[START OF EXERCISE INPUT]
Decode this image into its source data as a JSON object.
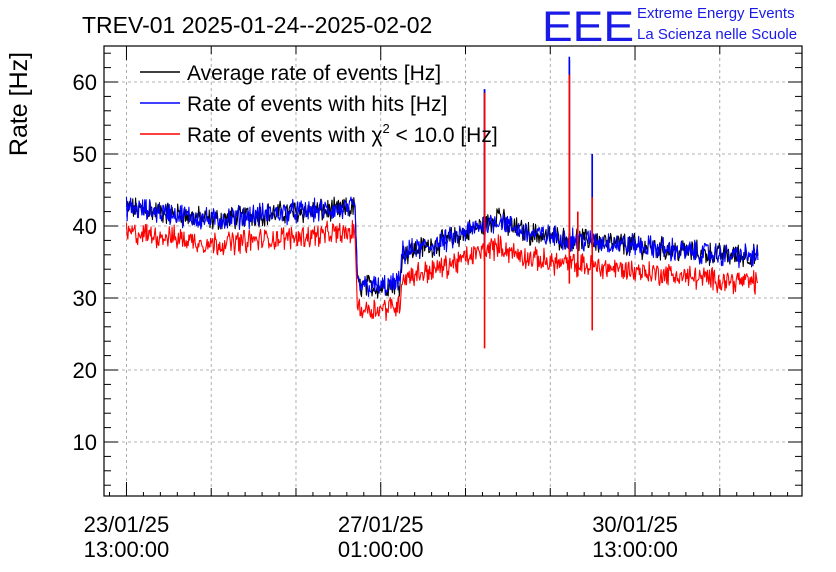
{
  "header": {
    "logo_text": "EEE",
    "project_line1": "Extreme Energy Events",
    "project_line2": "La Scienza nelle Scuole"
  },
  "colors": {
    "average": "#000000",
    "hits": "#0000ff",
    "chi2": "#ff0000",
    "logo": "#1a1ae6",
    "grid": "#9a9a9a"
  },
  "chart_data": {
    "type": "line",
    "title": "TREV-01 2025-01-24--2025-02-02",
    "ylabel": "Rate [Hz]",
    "xlabel": "",
    "x_unit": "hours since 23/01/25 13:00:00",
    "xlim": [
      -5.3,
      159.4
    ],
    "ylim": [
      2.5,
      65
    ],
    "y_ticks": [
      10,
      20,
      30,
      40,
      50,
      60
    ],
    "x_ticks": [
      {
        "value": 0,
        "label_date": "23/01/25",
        "label_time": "13:00:00"
      },
      {
        "value": 60,
        "label_date": "27/01/25",
        "label_time": "01:00:00"
      },
      {
        "value": 120,
        "label_date": "30/01/25",
        "label_time": "13:00:00"
      }
    ],
    "grid": true,
    "legend_position": "top-left",
    "legend": [
      {
        "label": "Average rate of events [Hz]",
        "series": "average"
      },
      {
        "label": "Rate of events with hits [Hz]",
        "series": "hits"
      },
      {
        "label_prefix": "Rate of events with ",
        "label_symbol": "χ",
        "label_sup": "2",
        "label_suffix": " < 10.0 [Hz]",
        "series": "chi2"
      }
    ],
    "series": [
      {
        "name": "Average rate of events [Hz]",
        "key": "average",
        "x": [
          0,
          10,
          20,
          30,
          40,
          50,
          54,
          54.5,
          60,
          62,
          64.5,
          65,
          75,
          82,
          86,
          88,
          89,
          90,
          95,
          100,
          110,
          120,
          130,
          140,
          149
        ],
        "y": [
          42.5,
          41.8,
          40.8,
          41.5,
          42.0,
          42.2,
          42.5,
          31.8,
          31.5,
          31.8,
          32.0,
          36.2,
          37.8,
          39.6,
          40.6,
          42.0,
          40.6,
          40.0,
          39.0,
          38.5,
          37.9,
          37.3,
          36.6,
          36.0,
          35.8
        ],
        "spikes": [
          {
            "x": 84.5,
            "y": 59.0,
            "low": 37.0
          },
          {
            "x": 104.5,
            "y": 63.0,
            "low": 37.0
          },
          {
            "x": 109.9,
            "y": 50.0,
            "low": 37.0
          }
        ]
      },
      {
        "name": "Rate of events with hits [Hz]",
        "key": "hits",
        "x": [
          0,
          10,
          20,
          30,
          40,
          50,
          54,
          54.5,
          60,
          62,
          64.5,
          65,
          75,
          82,
          86,
          88,
          89,
          90,
          95,
          100,
          110,
          120,
          130,
          140,
          149
        ],
        "y": [
          42.5,
          41.8,
          40.8,
          41.5,
          42.0,
          42.2,
          42.5,
          31.8,
          31.5,
          31.8,
          32.0,
          36.2,
          37.8,
          39.6,
          40.6,
          40.8,
          40.6,
          40.0,
          39.0,
          38.5,
          37.9,
          37.3,
          36.6,
          36.0,
          35.8
        ],
        "spikes": [
          {
            "x": 84.5,
            "y": 59.0,
            "low": 37.0
          },
          {
            "x": 104.5,
            "y": 63.5,
            "low": 37.0
          },
          {
            "x": 109.9,
            "y": 50.0,
            "low": 37.0
          }
        ]
      },
      {
        "name": "Rate of events with χ2 < 10.0 [Hz]",
        "key": "chi2",
        "x": [
          0,
          10,
          20,
          30,
          40,
          50,
          54,
          54.5,
          60,
          62,
          64.5,
          65,
          75,
          82,
          86,
          88,
          89,
          90,
          95,
          100,
          110,
          120,
          130,
          140,
          149
        ],
        "y": [
          39.0,
          38.5,
          37.5,
          38.0,
          38.5,
          39.0,
          39.0,
          28.5,
          28.5,
          28.8,
          29.0,
          32.8,
          34.3,
          36.0,
          37.0,
          37.1,
          37.0,
          36.5,
          35.5,
          35.0,
          34.4,
          33.8,
          33.1,
          32.5,
          32.2
        ],
        "spikes": [
          {
            "x": 84.5,
            "y": 58.5,
            "low": 23.0
          },
          {
            "x": 104.5,
            "y": 61.0,
            "low": 32.0
          },
          {
            "x": 109.9,
            "y": 44.0,
            "low": 25.5
          },
          {
            "x": 106.5,
            "y": 42.0,
            "low": 33.0
          }
        ]
      }
    ]
  }
}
[END OF EXERCISE INPUT]
YOUR INSTRUCTIONS
The word "name" may occur in lines of the records. Report how many such lines there are, giving only the number.

ANSWER TO THE TASK
3